WHAT TO WORK ON
Give an exact transcription of every line, dropping the images.
** Start GIVEN DATA **
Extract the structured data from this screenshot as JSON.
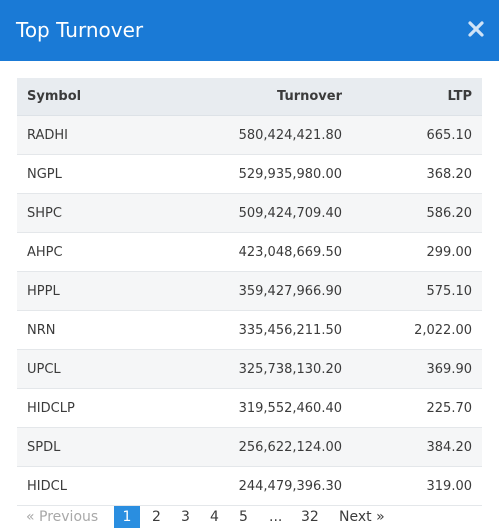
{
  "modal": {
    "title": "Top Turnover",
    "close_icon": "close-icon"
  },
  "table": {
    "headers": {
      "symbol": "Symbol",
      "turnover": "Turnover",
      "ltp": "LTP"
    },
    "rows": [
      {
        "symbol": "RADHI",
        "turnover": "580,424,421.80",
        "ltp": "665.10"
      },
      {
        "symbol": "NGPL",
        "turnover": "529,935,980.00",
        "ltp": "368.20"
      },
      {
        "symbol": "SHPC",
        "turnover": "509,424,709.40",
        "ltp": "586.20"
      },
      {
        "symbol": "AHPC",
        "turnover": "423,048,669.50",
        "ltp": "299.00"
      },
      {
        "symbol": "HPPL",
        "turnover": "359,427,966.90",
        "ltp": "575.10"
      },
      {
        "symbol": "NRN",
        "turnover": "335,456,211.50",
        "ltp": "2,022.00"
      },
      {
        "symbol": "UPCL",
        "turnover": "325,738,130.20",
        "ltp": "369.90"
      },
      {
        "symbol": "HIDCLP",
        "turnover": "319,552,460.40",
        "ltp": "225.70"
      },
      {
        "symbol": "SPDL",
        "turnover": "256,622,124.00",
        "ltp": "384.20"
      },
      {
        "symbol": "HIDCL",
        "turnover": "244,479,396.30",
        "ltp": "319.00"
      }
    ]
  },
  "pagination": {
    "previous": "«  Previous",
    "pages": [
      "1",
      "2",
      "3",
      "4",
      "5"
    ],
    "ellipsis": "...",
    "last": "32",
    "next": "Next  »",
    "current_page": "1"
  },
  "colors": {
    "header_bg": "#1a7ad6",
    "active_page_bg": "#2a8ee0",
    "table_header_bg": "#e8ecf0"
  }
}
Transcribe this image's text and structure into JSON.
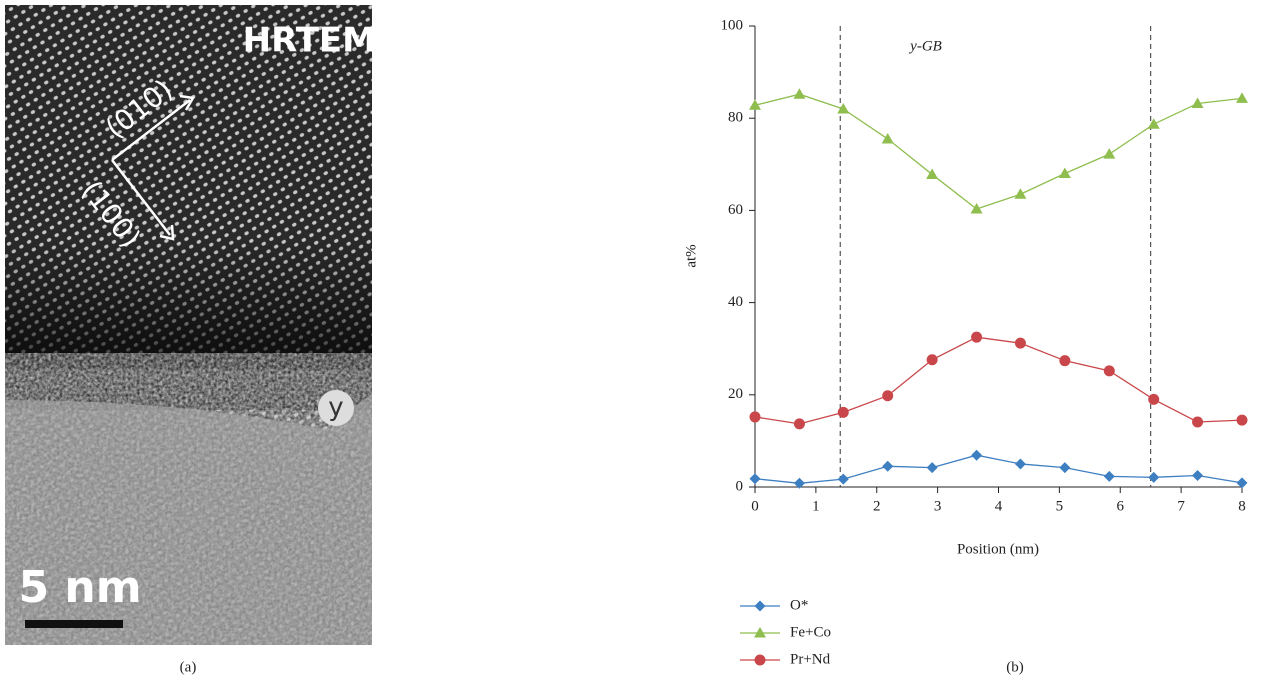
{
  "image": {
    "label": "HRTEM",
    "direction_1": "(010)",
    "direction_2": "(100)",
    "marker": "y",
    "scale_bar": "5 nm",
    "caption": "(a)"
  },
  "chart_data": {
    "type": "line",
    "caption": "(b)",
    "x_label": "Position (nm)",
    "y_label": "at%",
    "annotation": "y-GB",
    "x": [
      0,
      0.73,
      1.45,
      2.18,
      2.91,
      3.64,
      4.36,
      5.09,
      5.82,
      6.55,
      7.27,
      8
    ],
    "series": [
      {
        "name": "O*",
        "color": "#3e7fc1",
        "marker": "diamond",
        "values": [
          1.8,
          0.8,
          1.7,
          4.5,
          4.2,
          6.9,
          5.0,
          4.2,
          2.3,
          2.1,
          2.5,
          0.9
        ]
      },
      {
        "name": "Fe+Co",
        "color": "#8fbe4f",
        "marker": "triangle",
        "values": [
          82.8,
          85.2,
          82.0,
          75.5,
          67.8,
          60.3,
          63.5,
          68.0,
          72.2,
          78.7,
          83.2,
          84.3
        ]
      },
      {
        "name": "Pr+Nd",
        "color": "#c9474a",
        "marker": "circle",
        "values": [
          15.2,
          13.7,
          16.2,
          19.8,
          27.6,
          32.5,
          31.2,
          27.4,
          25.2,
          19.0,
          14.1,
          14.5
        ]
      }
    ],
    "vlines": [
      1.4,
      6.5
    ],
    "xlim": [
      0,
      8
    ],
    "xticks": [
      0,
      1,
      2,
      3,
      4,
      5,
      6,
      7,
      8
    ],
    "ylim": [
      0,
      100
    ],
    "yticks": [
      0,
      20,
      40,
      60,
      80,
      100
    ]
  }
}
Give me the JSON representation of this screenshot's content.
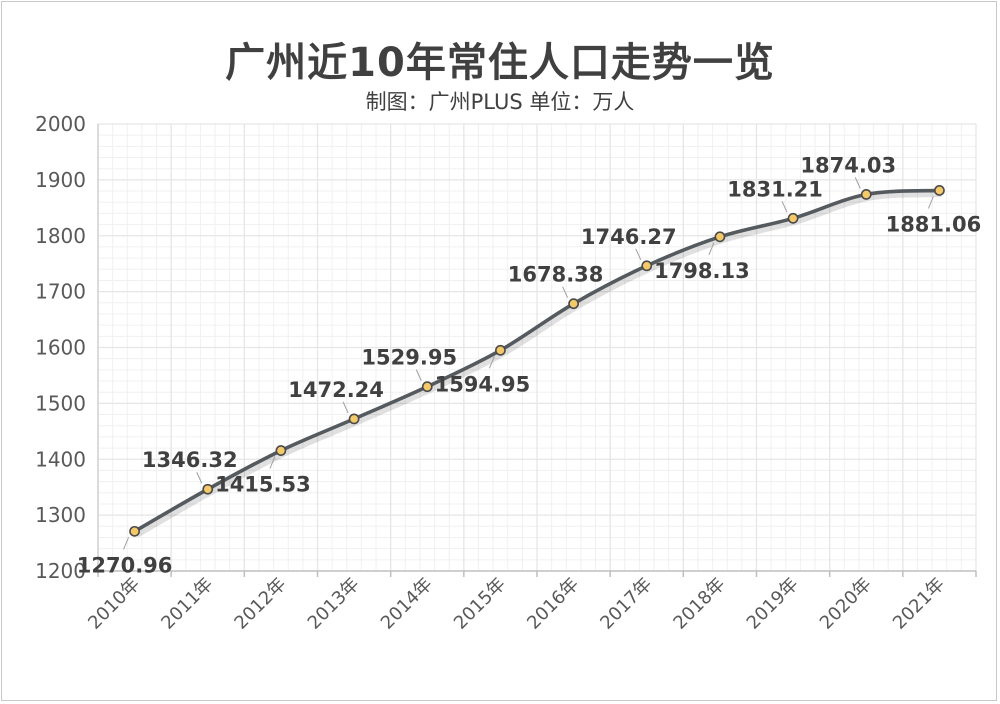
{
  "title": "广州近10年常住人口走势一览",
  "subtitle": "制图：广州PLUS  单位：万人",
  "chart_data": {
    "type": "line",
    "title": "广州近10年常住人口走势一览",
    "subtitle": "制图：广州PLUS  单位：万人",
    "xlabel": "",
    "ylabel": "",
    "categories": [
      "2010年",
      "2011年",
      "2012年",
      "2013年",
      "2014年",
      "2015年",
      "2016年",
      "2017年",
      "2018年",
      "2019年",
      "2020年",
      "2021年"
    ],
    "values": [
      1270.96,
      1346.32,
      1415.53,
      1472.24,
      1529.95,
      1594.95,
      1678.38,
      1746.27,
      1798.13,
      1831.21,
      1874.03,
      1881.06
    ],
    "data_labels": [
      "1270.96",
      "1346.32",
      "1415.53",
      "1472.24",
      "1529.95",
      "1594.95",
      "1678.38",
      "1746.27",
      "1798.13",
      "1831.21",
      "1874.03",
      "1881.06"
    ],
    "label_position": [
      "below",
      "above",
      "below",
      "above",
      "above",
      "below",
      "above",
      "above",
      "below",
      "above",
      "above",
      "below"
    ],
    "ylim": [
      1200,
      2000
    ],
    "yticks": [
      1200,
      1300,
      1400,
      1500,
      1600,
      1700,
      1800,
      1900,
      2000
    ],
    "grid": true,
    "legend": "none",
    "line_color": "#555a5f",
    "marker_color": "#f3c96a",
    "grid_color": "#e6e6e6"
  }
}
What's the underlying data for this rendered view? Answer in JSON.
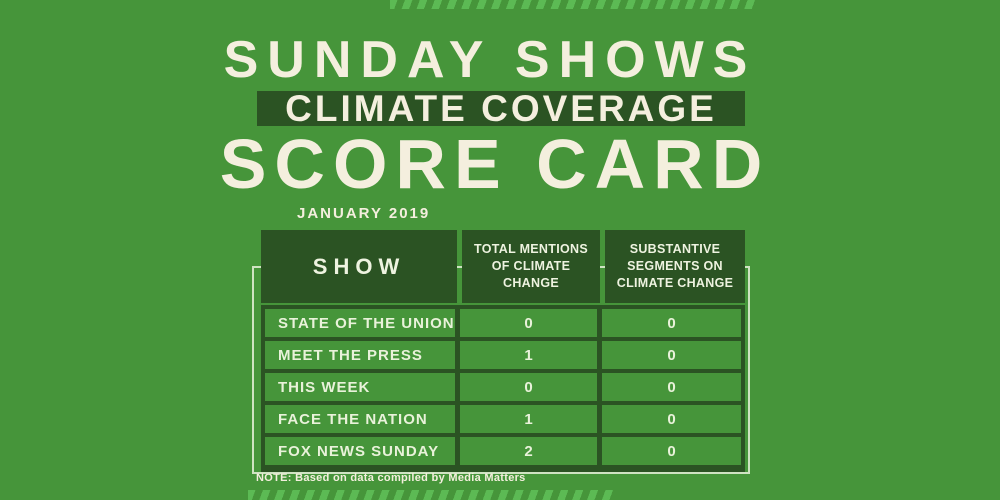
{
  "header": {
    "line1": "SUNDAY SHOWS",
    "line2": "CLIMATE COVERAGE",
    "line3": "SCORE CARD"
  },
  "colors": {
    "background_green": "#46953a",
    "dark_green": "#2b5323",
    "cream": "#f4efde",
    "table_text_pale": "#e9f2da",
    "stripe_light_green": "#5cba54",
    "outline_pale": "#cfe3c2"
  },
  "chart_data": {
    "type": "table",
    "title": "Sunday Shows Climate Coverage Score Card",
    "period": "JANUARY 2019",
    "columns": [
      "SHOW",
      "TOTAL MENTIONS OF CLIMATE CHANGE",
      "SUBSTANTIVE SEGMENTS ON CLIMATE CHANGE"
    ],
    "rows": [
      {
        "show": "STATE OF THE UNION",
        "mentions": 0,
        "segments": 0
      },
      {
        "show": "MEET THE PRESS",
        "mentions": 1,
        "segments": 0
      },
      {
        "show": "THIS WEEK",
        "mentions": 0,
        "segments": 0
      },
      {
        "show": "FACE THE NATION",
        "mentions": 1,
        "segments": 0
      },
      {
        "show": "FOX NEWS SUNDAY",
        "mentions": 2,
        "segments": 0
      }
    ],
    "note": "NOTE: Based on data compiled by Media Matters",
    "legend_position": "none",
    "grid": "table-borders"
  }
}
** End GIVEN DATA **
ANSWER BELOW
Extract the structured data from this screenshot as JSON.
{
  "modal": {
    "title": "Top Turnover",
    "close_icon": "close-icon"
  },
  "table": {
    "headers": {
      "symbol": "Symbol",
      "turnover": "Turnover",
      "ltp": "LTP"
    },
    "rows": [
      {
        "symbol": "RADHI",
        "turnover": "580,424,421.80",
        "ltp": "665.10"
      },
      {
        "symbol": "NGPL",
        "turnover": "529,935,980.00",
        "ltp": "368.20"
      },
      {
        "symbol": "SHPC",
        "turnover": "509,424,709.40",
        "ltp": "586.20"
      },
      {
        "symbol": "AHPC",
        "turnover": "423,048,669.50",
        "ltp": "299.00"
      },
      {
        "symbol": "HPPL",
        "turnover": "359,427,966.90",
        "ltp": "575.10"
      },
      {
        "symbol": "NRN",
        "turnover": "335,456,211.50",
        "ltp": "2,022.00"
      },
      {
        "symbol": "UPCL",
        "turnover": "325,738,130.20",
        "ltp": "369.90"
      },
      {
        "symbol": "HIDCLP",
        "turnover": "319,552,460.40",
        "ltp": "225.70"
      },
      {
        "symbol": "SPDL",
        "turnover": "256,622,124.00",
        "ltp": "384.20"
      },
      {
        "symbol": "HIDCL",
        "turnover": "244,479,396.30",
        "ltp": "319.00"
      }
    ]
  },
  "pagination": {
    "previous": "«  Previous",
    "pages": [
      "1",
      "2",
      "3",
      "4",
      "5"
    ],
    "ellipsis": "...",
    "last": "32",
    "next": "Next  »",
    "current_page": "1"
  },
  "colors": {
    "header_bg": "#1a7ad6",
    "active_page_bg": "#2a8ee0",
    "table_header_bg": "#e8ecf0"
  }
}
Transcribe this image's text and structure into JSON.
{
  "image": {
    "label": "HRTEM",
    "direction_1": "(010)",
    "direction_2": "(100)",
    "marker": "y",
    "scale_bar": "5 nm",
    "caption": "(a)"
  },
  "chart_data": {
    "type": "line",
    "caption": "(b)",
    "x_label": "Position (nm)",
    "y_label": "at%",
    "annotation": "y-GB",
    "x": [
      0,
      0.73,
      1.45,
      2.18,
      2.91,
      3.64,
      4.36,
      5.09,
      5.82,
      6.55,
      7.27,
      8
    ],
    "series": [
      {
        "name": "O*",
        "color": "#3e7fc1",
        "marker": "diamond",
        "values": [
          1.8,
          0.8,
          1.7,
          4.5,
          4.2,
          6.9,
          5.0,
          4.2,
          2.3,
          2.1,
          2.5,
          0.9
        ]
      },
      {
        "name": "Fe+Co",
        "color": "#8fbe4f",
        "marker": "triangle",
        "values": [
          82.8,
          85.2,
          82.0,
          75.5,
          67.8,
          60.3,
          63.5,
          68.0,
          72.2,
          78.7,
          83.2,
          84.3
        ]
      },
      {
        "name": "Pr+Nd",
        "color": "#c9474a",
        "marker": "circle",
        "values": [
          15.2,
          13.7,
          16.2,
          19.8,
          27.6,
          32.5,
          31.2,
          27.4,
          25.2,
          19.0,
          14.1,
          14.5
        ]
      }
    ],
    "vlines": [
      1.4,
      6.5
    ],
    "xlim": [
      0,
      8
    ],
    "xticks": [
      0,
      1,
      2,
      3,
      4,
      5,
      6,
      7,
      8
    ],
    "ylim": [
      0,
      100
    ],
    "yticks": [
      0,
      20,
      40,
      60,
      80,
      100
    ]
  }
}
Give me the JSON representation of this screenshot's content.
{
  "title": "广州近10年常住人口走势一览",
  "subtitle": "制图：广州PLUS  单位：万人",
  "chart_data": {
    "type": "line",
    "title": "广州近10年常住人口走势一览",
    "subtitle": "制图：广州PLUS  单位：万人",
    "xlabel": "",
    "ylabel": "",
    "categories": [
      "2010年",
      "2011年",
      "2012年",
      "2013年",
      "2014年",
      "2015年",
      "2016年",
      "2017年",
      "2018年",
      "2019年",
      "2020年",
      "2021年"
    ],
    "values": [
      1270.96,
      1346.32,
      1415.53,
      1472.24,
      1529.95,
      1594.95,
      1678.38,
      1746.27,
      1798.13,
      1831.21,
      1874.03,
      1881.06
    ],
    "data_labels": [
      "1270.96",
      "1346.32",
      "1415.53",
      "1472.24",
      "1529.95",
      "1594.95",
      "1678.38",
      "1746.27",
      "1798.13",
      "1831.21",
      "1874.03",
      "1881.06"
    ],
    "label_position": [
      "below",
      "above",
      "below",
      "above",
      "above",
      "below",
      "above",
      "above",
      "below",
      "above",
      "above",
      "below"
    ],
    "ylim": [
      1200,
      2000
    ],
    "yticks": [
      1200,
      1300,
      1400,
      1500,
      1600,
      1700,
      1800,
      1900,
      2000
    ],
    "grid": true,
    "legend": "none",
    "line_color": "#555a5f",
    "marker_color": "#f3c96a",
    "grid_color": "#e6e6e6"
  }
}
What's the underlying data for this rendered view? Answer in JSON.
{
  "header": {
    "line1": "SUNDAY SHOWS",
    "line2": "CLIMATE COVERAGE",
    "line3": "SCORE CARD"
  },
  "colors": {
    "background_green": "#46953a",
    "dark_green": "#2b5323",
    "cream": "#f4efde",
    "table_text_pale": "#e9f2da",
    "stripe_light_green": "#5cba54",
    "outline_pale": "#cfe3c2"
  },
  "chart_data": {
    "type": "table",
    "title": "Sunday Shows Climate Coverage Score Card",
    "period": "JANUARY 2019",
    "columns": [
      "SHOW",
      "TOTAL MENTIONS OF CLIMATE CHANGE",
      "SUBSTANTIVE SEGMENTS ON CLIMATE CHANGE"
    ],
    "rows": [
      {
        "show": "STATE OF THE UNION",
        "mentions": 0,
        "segments": 0
      },
      {
        "show": "MEET THE PRESS",
        "mentions": 1,
        "segments": 0
      },
      {
        "show": "THIS WEEK",
        "mentions": 0,
        "segments": 0
      },
      {
        "show": "FACE THE NATION",
        "mentions": 1,
        "segments": 0
      },
      {
        "show": "FOX NEWS SUNDAY",
        "mentions": 2,
        "segments": 0
      }
    ],
    "note": "NOTE: Based on data compiled by Media Matters",
    "legend_position": "none",
    "grid": "table-borders"
  }
}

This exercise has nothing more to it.